* [Exercise data]:
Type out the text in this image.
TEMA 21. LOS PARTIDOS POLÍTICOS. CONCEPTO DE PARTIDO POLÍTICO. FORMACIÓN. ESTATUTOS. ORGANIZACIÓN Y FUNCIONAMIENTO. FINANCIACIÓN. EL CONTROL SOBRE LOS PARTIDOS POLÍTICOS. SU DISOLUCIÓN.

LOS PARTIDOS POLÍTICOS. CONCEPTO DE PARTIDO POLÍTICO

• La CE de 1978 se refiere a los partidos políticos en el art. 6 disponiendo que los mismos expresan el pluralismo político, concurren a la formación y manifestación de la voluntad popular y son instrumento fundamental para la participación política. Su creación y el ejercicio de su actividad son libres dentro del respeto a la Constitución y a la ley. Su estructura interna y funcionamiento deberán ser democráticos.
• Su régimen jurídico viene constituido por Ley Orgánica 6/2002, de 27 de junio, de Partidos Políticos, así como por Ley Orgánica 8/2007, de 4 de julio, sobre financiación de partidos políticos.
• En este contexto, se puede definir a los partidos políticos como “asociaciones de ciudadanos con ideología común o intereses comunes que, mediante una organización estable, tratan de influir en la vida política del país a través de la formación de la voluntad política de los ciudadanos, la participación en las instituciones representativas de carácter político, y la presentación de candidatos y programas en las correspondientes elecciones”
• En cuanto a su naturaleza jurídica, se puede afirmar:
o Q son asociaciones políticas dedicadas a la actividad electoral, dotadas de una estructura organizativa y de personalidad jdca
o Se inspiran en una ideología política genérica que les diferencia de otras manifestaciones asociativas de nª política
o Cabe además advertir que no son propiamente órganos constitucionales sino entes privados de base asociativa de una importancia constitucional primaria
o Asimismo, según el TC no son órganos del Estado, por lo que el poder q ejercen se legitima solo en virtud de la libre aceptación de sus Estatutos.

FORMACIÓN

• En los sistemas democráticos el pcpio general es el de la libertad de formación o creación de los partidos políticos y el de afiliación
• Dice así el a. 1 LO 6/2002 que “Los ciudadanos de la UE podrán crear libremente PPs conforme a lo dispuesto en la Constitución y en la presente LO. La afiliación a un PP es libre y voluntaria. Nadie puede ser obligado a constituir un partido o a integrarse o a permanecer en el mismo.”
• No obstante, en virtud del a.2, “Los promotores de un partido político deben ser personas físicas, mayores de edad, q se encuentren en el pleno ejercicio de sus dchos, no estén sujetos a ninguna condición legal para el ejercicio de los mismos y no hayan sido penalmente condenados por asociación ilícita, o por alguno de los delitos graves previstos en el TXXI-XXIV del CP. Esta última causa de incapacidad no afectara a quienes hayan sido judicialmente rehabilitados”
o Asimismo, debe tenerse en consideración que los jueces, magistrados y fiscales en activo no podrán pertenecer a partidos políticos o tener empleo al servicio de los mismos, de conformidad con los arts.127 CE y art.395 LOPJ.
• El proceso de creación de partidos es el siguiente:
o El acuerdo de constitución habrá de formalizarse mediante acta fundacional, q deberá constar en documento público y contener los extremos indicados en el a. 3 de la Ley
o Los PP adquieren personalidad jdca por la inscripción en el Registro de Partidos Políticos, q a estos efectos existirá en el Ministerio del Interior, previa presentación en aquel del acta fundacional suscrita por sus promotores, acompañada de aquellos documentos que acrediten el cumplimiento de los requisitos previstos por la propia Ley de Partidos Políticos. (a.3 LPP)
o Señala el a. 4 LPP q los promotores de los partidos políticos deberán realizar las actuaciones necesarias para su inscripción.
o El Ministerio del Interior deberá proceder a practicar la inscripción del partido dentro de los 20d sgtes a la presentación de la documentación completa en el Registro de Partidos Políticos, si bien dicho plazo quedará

* [To do]:
All the data must be duplicated exactly, with nothing added or removed.

* [Task response]:
Type out the text in this image.
TEMA 21. LOS PARTIDOS POLÍTICOS. CONCEPTO DE PARTIDO POLÍTICO. FORMACIÓN. ESTATUTOS. ORGANIZACIÓN Y FUNCIONAMIENTO. FINANCIACIÓN. EL CONTROL SOBRE LOS PARTIDOS POLÍTICOS. SU DISOLUCIÓN.

LOS PARTIDOS POLÍTICOS. CONCEPTO DE PARTIDO POLÍTICO

• La CE de 1978 se refiere a los partidos políticos en el art. 6 disponiendo que los mismos expresan el pluralismo político, concurren a la formación y manifestación de la voluntad popular y son instrumento fundamental para la participación política. Su creación y el ejercicio de su actividad son libres dentro del respeto a la Constitución y a la ley. Su estructura interna y funcionamiento deberán ser democráticos.
• Su régimen jurídico viene constituido por Ley Orgánica 6/2002, de 27 de junio, de Partidos Políticos, así como por Ley Orgánica 8/2007, de 4 de julio, sobre financiación de partidos políticos.
• En este contexto, se puede definir a los partidos políticos como “asociaciones de ciudadanos con ideología común o intereses comunes que, mediante una organización estable, tratan de influir en la vida política del país a través de la formación de la voluntad política de los ciudadanos, la participación en las instituciones representativas de carácter político, y la presentación de candidatos y programas en las correspondientes elecciones”
• En cuanto a su naturaleza jurídica, se puede afirmar:
o Q son asociaciones políticas dedicadas a la actividad electoral, dotadas de una estructura organizativa y de personalidad jdca
o Se inspiran en una ideología política genérica que les diferencia de otras manifestaciones asociativas de nª política
o Cabe además advertir que no son propiamente órganos constitucionales sino entes privados de base asociativa de una importancia constitucional primaria
o Asimismo, según el TC no son órganos del Estado, por lo que el poder q ejercen se legitima solo en virtud de la libre aceptación de sus Estatutos.

FORMACIÓN

• En los sistemas democráticos el pcpio general es el de la libertad de formación o creación de los partidos políticos y el de afiliación
• Dice así el a. 1 LO 6/2002 que “Los ciudadanos de la UE podrán crear libremente PPs conforme a lo dispuesto en la Constitución y en la presente LO. La afiliación a un PP es libre y voluntaria. Nadie puede ser obligado a constituir un partido o a integrarse o a permanecer en el mismo.”
• No obstante, en virtud del a.2, “Los promotores de un partido político deben ser personas físicas, mayores de edad, q se encuentren en el pleno ejercicio de sus dchos, no estén sujetos a ninguna condición legal para el ejercicio de los mismos y no hayan sido penalmente condenados por asociación ilícita, o por alguno de los delitos graves previstos en el TXXI-XXIV del CP. Esta última causa de incapacidad no afectara a quienes hayan sido judicialmente rehabilitados”
o Asimismo, debe tenerse en consideración que los jueces, magistrados y fiscales en activo no podrán pertenecer a partidos políticos o tener empleo al servicio de los mismos, de conformidad con los arts.127 CE y art.395 LOPJ.
• El proceso de creación de partidos es el siguiente:
o El acuerdo de constitución habrá de formalizarse mediante acta fundacional, q deberá constar en documento público y contener los extremos indicados en el a. 3 de la Ley
o Los PP adquieren personalidad jdca por la inscripción en el Registro de Partidos Políticos, q a estos efectos existirá en el Ministerio del Interior, previa presentación en aquel del acta fundacional suscrita por sus promotores, acompañada de aquellos documentos que acrediten el cumplimiento de los requisitos previstos por la propia Ley de Partidos Políticos. (a.3 LPP)
o Señala el a. 4 LPP q los promotores de los partidos políticos deberán realizar las actuaciones necesarias para su inscripción.
o El Ministerio del Interior deberá proceder a practicar la inscripción del partido dentro de los 20d sgtes a la presentación de la documentación completa en el Registro de Partidos Políticos, si bien dicho plazo quedará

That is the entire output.